Page extract »

################

GitHub and Large Files

Just when you thought you were done with the project. Captured circa 3:00 AM. Image by author.

There’s one challenge anyone working in data analysis will encounter at some point in their work: GitHub’s file size limit, which is exactly 100 MB. Due to the nature of the work, large files are par for the course (I’m looking at you, half gig CSV files), and GitHub is an industry standard for just about everyone. How are analysts reconciling the reality of too large files with too little storage? In this post, I’ll cover four of the most common approaches to dealing with the conundrum:

1. Store the file using Git’s Large File System (Git LFS)
2. Don’t push the file to GitHub (by use of the .gitignore file)
3. Cut your large file into smaller files
4. Access the database without saving it locally

1. Git Large File System (LFS)

Your best option for preserving the integrity of your project and your commit history is to make use of Git LFS. It’s easy to declare which files you want tracked, and you can then continue working normally within the git workflow you’re already familiar with. When you commit and push, Git LFS works by intercepting the designated files and migrating them to the LFS server, and it leaves pointers in your GitHub repository that point to those files on the LFS server. After installing LFS on your local device, you only need three lines of code to install LFS in the desired repository and track all CSV files therein, shown below. Execute this in each local repository where you plan to use LFS:

$ git lfs install 
$ git lfs track "*.csv" 
$ git add .gitattributes

And you’re done. It’s just that easy. Now you can commit and push like you normally would, and all your data has been saved and connected to the repository. You can also look to see which files are being tracked by the LFS using the following command:

$ git lfs ls-files

Lastly, if you’ve already committed the file to your repository, you can use git-lfs-migrate to add the file to LFS and have the file taken out of your git history.

There’s only one potential drawbacks to this option: the LFS itself has a ceiling, which can be exceeded by paying $5/month/data pack, a data pack being 50 GB of storage and 50 GB of bandwith, which seems like a pretty good deal for the amount of storage.

2. Make Smaller Files

Another option would be to make smaller files out of your big file. To use a Python example, you could import your data (in a separate place from your Jupyter Notebook) and save as a Pandas DataFrame, cut that into smaller DataFrames, and export each of the smaller ones as separate files. Then you can delete the very large file that was creating the problem in the first place.

Effective, but potentially a less elegant solution as you’ll have more file clutter, and do you really want data that logically belongs together as a group to be separate? This strategy could also fail to solve your problem, because while GitHub places a hard limit on repository size at 100 GB (and 10 MB for single files), it encourages users to keep repositories under 1 GB.

################

Listed records »

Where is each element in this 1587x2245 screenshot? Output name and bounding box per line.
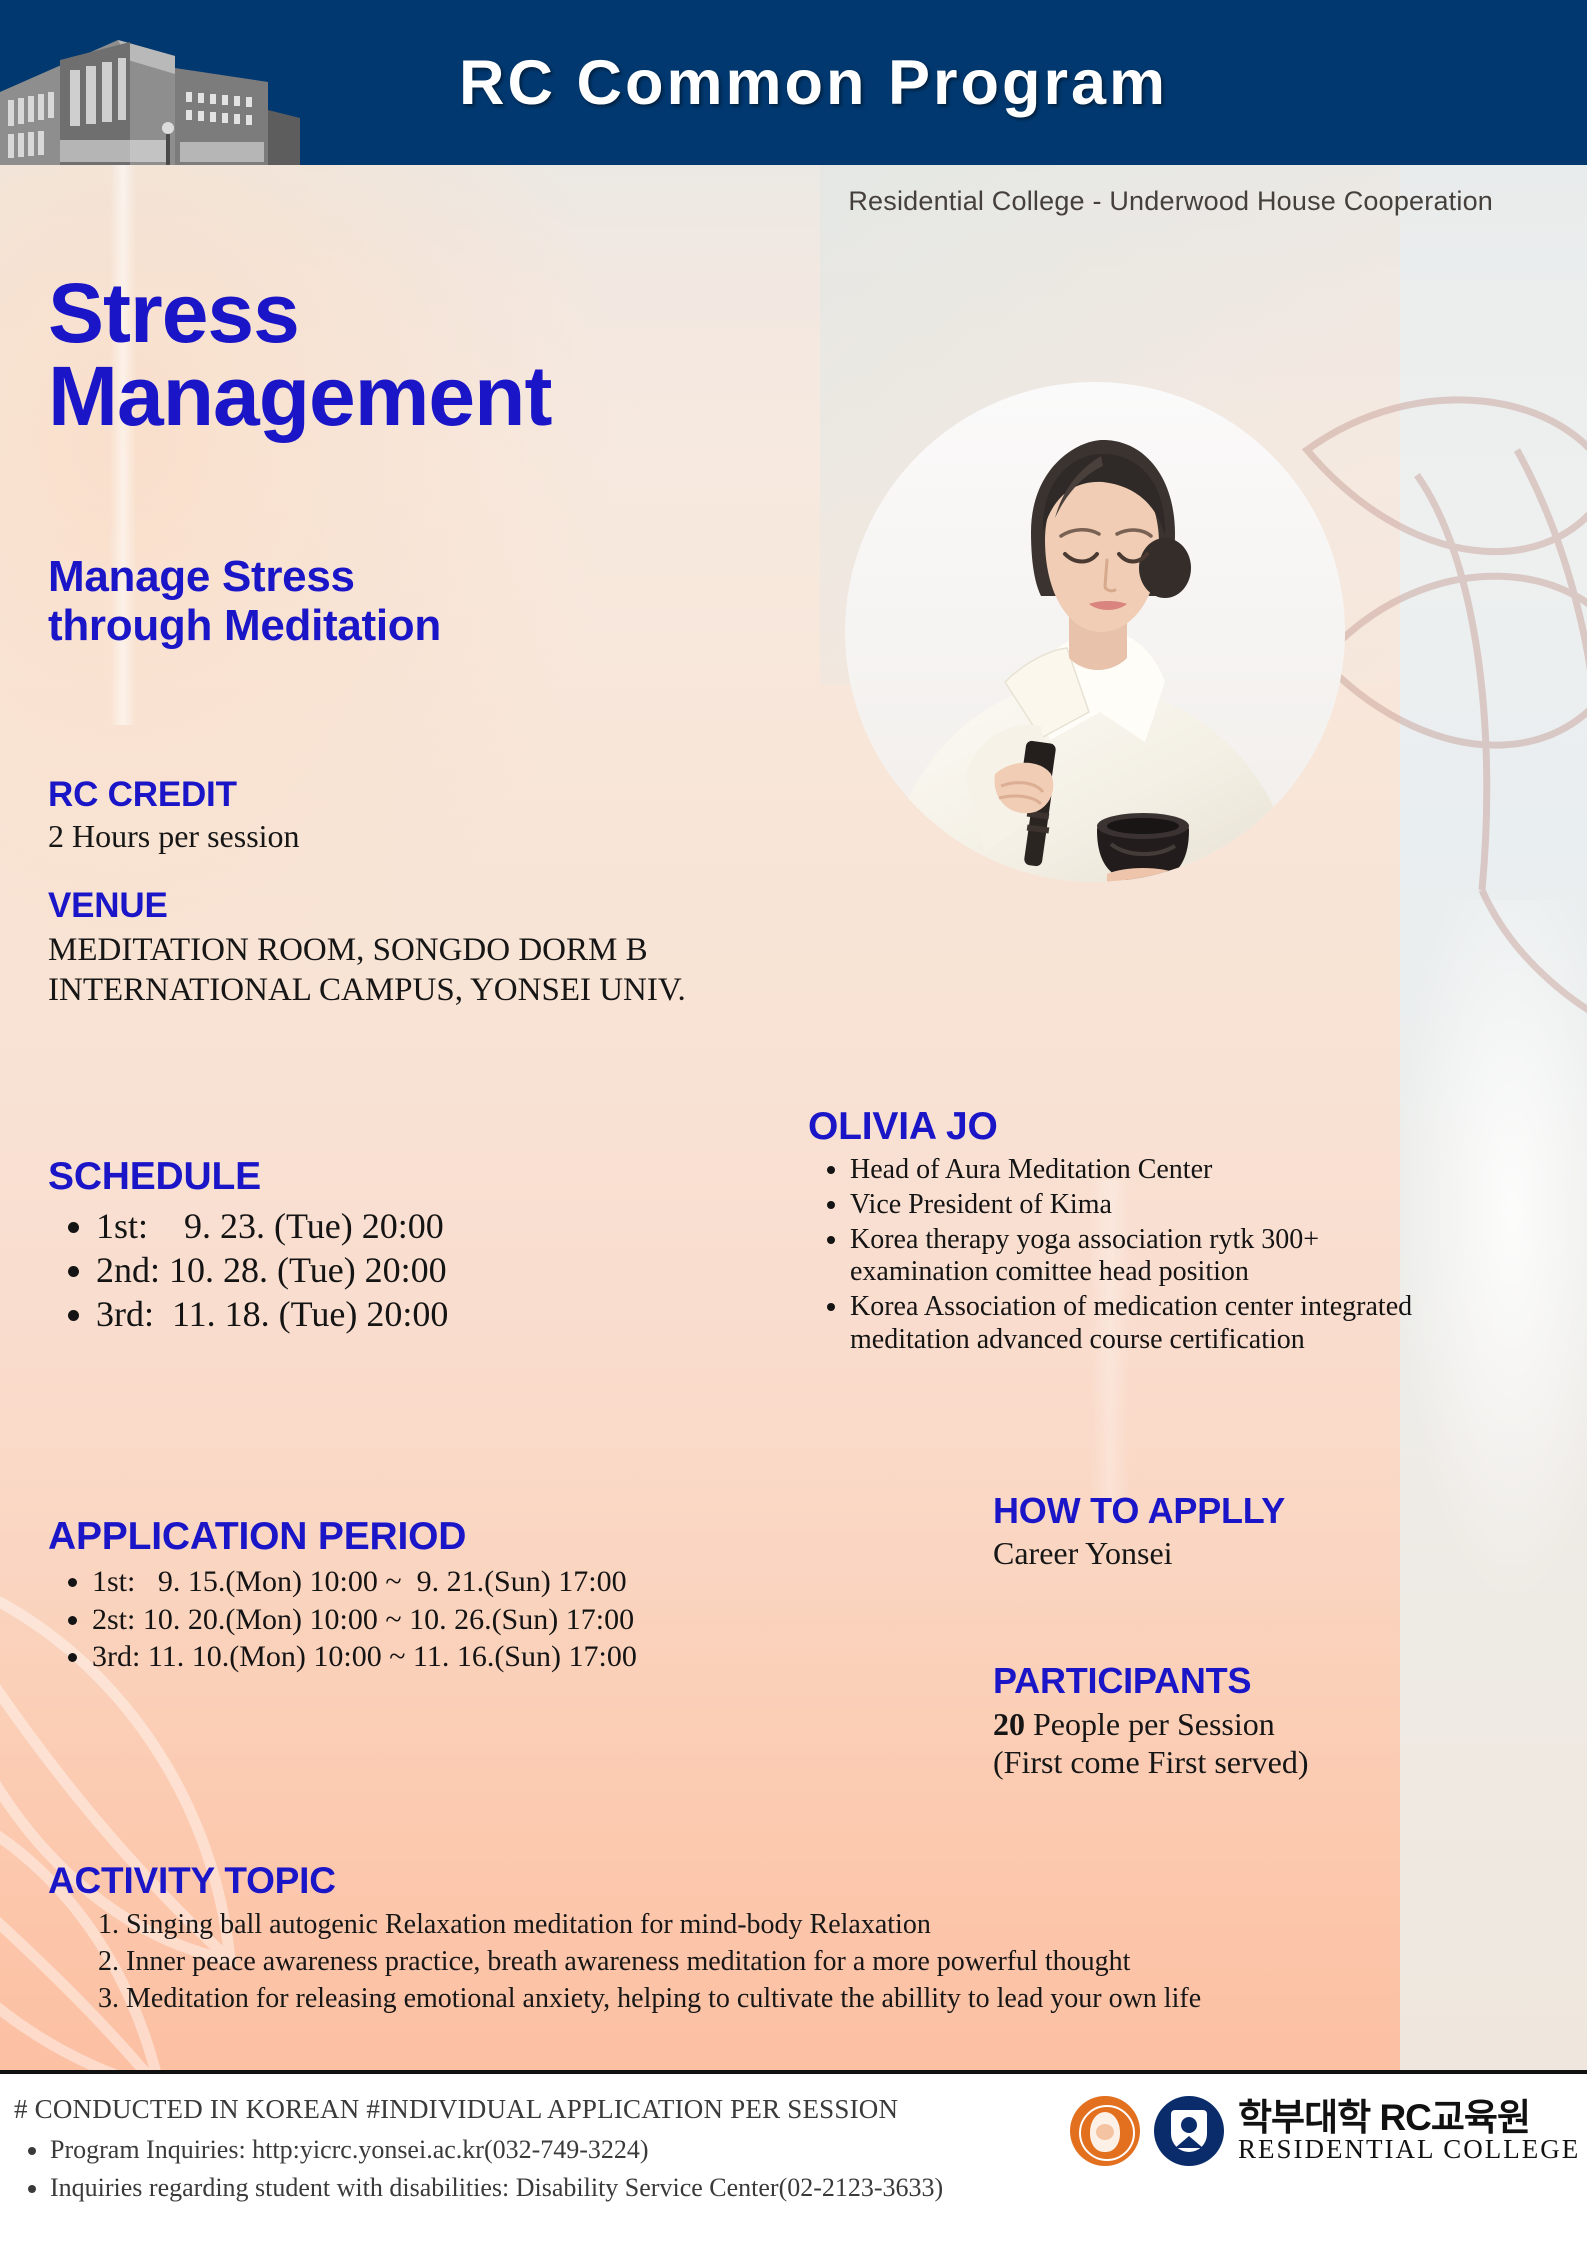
rc-credit-body: 2 Hours per session bbox=[48, 818, 300, 855]
speaker-block: OLIVIA JO Head of Aura Meditation Center… bbox=[808, 1105, 1448, 1359]
rc-credit-heading: RC CREDIT bbox=[48, 775, 300, 815]
list-item: Inquiries regarding student with disabil… bbox=[50, 2169, 1094, 2207]
speaker-name: OLIVIA JO bbox=[808, 1105, 1448, 1149]
list-item: Program Inquiries: http:yicrc.yonsei.ac.… bbox=[50, 2131, 1094, 2169]
cooperation-subtitle: Residential College - Underwood House Co… bbox=[0, 186, 1493, 217]
list-item: Vice President of Kima bbox=[850, 1189, 1448, 1222]
header-banner: RC Common Program bbox=[0, 0, 1587, 165]
schedule-list: 1st: 9. 23. (Tue) 20:00 2nd: 10. 28. (Tu… bbox=[48, 1205, 448, 1337]
speaker-credentials-list: Head of Aura Meditation Center Vice Pres… bbox=[808, 1154, 1448, 1357]
main-title-line2: Management bbox=[48, 355, 551, 438]
instructor-portrait bbox=[845, 382, 1345, 882]
list-item: 1st: 9. 23. (Tue) 20:00 bbox=[96, 1205, 448, 1249]
application-period-heading: APPLICATION PERIOD bbox=[48, 1515, 637, 1559]
activity-topic-heading: ACTIVITY TOPIC bbox=[48, 1860, 1548, 1902]
venue-heading: VENUE bbox=[48, 886, 686, 926]
footer-note: # CONDUCTED IN KOREAN #INDIVIDUAL APPLIC… bbox=[14, 2094, 1094, 2125]
footer-logos: 학부대학 RC교육원 RESIDENTIAL COLLEGE bbox=[1070, 2096, 1580, 2166]
venue-line1: MEDITATION ROOM, SONGDO DORM B bbox=[48, 930, 686, 970]
how-to-apply-heading: HOW TO APPLLY bbox=[993, 1490, 1285, 1532]
poster-root: RC Common Program Residential College - … bbox=[0, 0, 1587, 2245]
main-subtitle: Manage Stress through Meditation bbox=[48, 552, 441, 651]
footer: # CONDUCTED IN KOREAN #INDIVIDUAL APPLIC… bbox=[0, 2074, 1587, 2245]
list-item: Meditation for releasing emotional anxie… bbox=[126, 1980, 1548, 2017]
main-subtitle-line2: through Meditation bbox=[48, 601, 441, 650]
rc-logo-wordmark: 학부대학 RC교육원 RESIDENTIAL COLLEGE bbox=[1238, 2099, 1580, 2163]
yonsei-university-seal-icon bbox=[1154, 2096, 1224, 2166]
participants-unit: People per Session bbox=[1025, 1706, 1275, 1742]
rc-logo-english: RESIDENTIAL COLLEGE bbox=[1238, 2136, 1580, 2163]
venue-line2: INTERNATIONAL CAMPUS, YONSEI UNIV. bbox=[48, 970, 686, 1010]
list-item: Inner peace awareness practice, breath a… bbox=[126, 1943, 1548, 1980]
main-title: Stress Management bbox=[48, 272, 551, 438]
list-item: Singing ball autogenic Relaxation medita… bbox=[126, 1906, 1548, 1943]
activity-topic-block: ACTIVITY TOPIC Singing ball autogenic Re… bbox=[48, 1860, 1548, 2018]
underwood-house-seal-icon bbox=[1070, 2096, 1140, 2166]
application-period-block: APPLICATION PERIOD 1st: 9. 15.(Mon) 10:0… bbox=[48, 1515, 637, 1676]
page-title: RC Common Program bbox=[0, 0, 1587, 165]
list-item: Korea therapy yoga association rytk 300+… bbox=[850, 1224, 1448, 1290]
rc-logo-korean: 학부대학 RC교육원 bbox=[1238, 2099, 1580, 2136]
participants-heading: PARTICIPANTS bbox=[993, 1660, 1309, 1702]
schedule-block: SCHEDULE 1st: 9. 23. (Tue) 20:00 2nd: 10… bbox=[48, 1155, 448, 1337]
list-item: 1st: 9. 15.(Mon) 10:00 ~ 9. 21.(Sun) 17:… bbox=[92, 1563, 637, 1601]
schedule-heading: SCHEDULE bbox=[48, 1155, 448, 1199]
participants-block: PARTICIPANTS 20 People per Session (Firs… bbox=[993, 1660, 1309, 1782]
footer-contacts: Program Inquiries: http:yicrc.yonsei.ac.… bbox=[14, 2131, 1094, 2206]
footer-text: # CONDUCTED IN KOREAN #INDIVIDUAL APPLIC… bbox=[14, 2094, 1094, 2206]
list-item: 2nd: 10. 28. (Tue) 20:00 bbox=[96, 1249, 448, 1293]
main-title-line1: Stress bbox=[48, 266, 299, 360]
list-item: 2st: 10. 20.(Mon) 10:00 ~ 10. 26.(Sun) 1… bbox=[92, 1601, 637, 1639]
rc-credit-block: RC CREDIT 2 Hours per session bbox=[48, 775, 300, 855]
how-to-apply-block: HOW TO APPLLY Career Yonsei bbox=[993, 1490, 1285, 1572]
list-item: Head of Aura Meditation Center bbox=[850, 1154, 1448, 1187]
how-to-apply-body: Career Yonsei bbox=[993, 1535, 1285, 1572]
main-subtitle-line1: Manage Stress bbox=[48, 552, 441, 601]
participants-note: (First come First served) bbox=[993, 1743, 1309, 1781]
list-item: Korea Association of medication center i… bbox=[850, 1291, 1448, 1357]
list-item: 3rd: 11. 18. (Tue) 20:00 bbox=[96, 1293, 448, 1337]
list-item: 3rd: 11. 10.(Mon) 10:00 ~ 11. 16.(Sun) 1… bbox=[92, 1638, 637, 1676]
activity-topic-list: Singing ball autogenic Relaxation medita… bbox=[48, 1906, 1548, 2018]
participants-count: 20 bbox=[993, 1706, 1025, 1742]
application-period-list: 1st: 9. 15.(Mon) 10:00 ~ 9. 21.(Sun) 17:… bbox=[48, 1563, 637, 1676]
venue-block: VENUE MEDITATION ROOM, SONGDO DORM B INT… bbox=[48, 886, 686, 1011]
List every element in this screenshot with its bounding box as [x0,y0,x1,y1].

################

What you will do »
1 > According to the post on GitHub and large files, which command shows the files being tracked by Git LFS?
2 > Reproduce the passage of the post on GitHub and large files that begins with the words containing "GitHub and Large" and ends with "File System (LFS)".

Results of the tasks »
1 > git lfs ls-files

2 >
GitHub and Large Files

Just when you thought you were done with the project. Captured circa 3:00 AM. Image by author.

There’s one challenge anyone working in data analysis will encounter at some point in their work: GitHub’s file size limit, which is exactly 100 MB. Due to the nature of the work, large files are par for the course (I’m looking at you, half gig CSV files), and GitHub is an industry standard for just about everyone. How are analysts reconciling the reality of too large files with too little storage? In this post, I’ll cover four of the most common approaches to dealing with the conundrum:

1. Store the file using Git’s Large File System (Git LFS)
2. Don’t push the file to GitHub (by use of the .gitignore file)
3. Cut your large file into smaller files
4. Access the database without saving it locally

1. Git Large File System (LFS)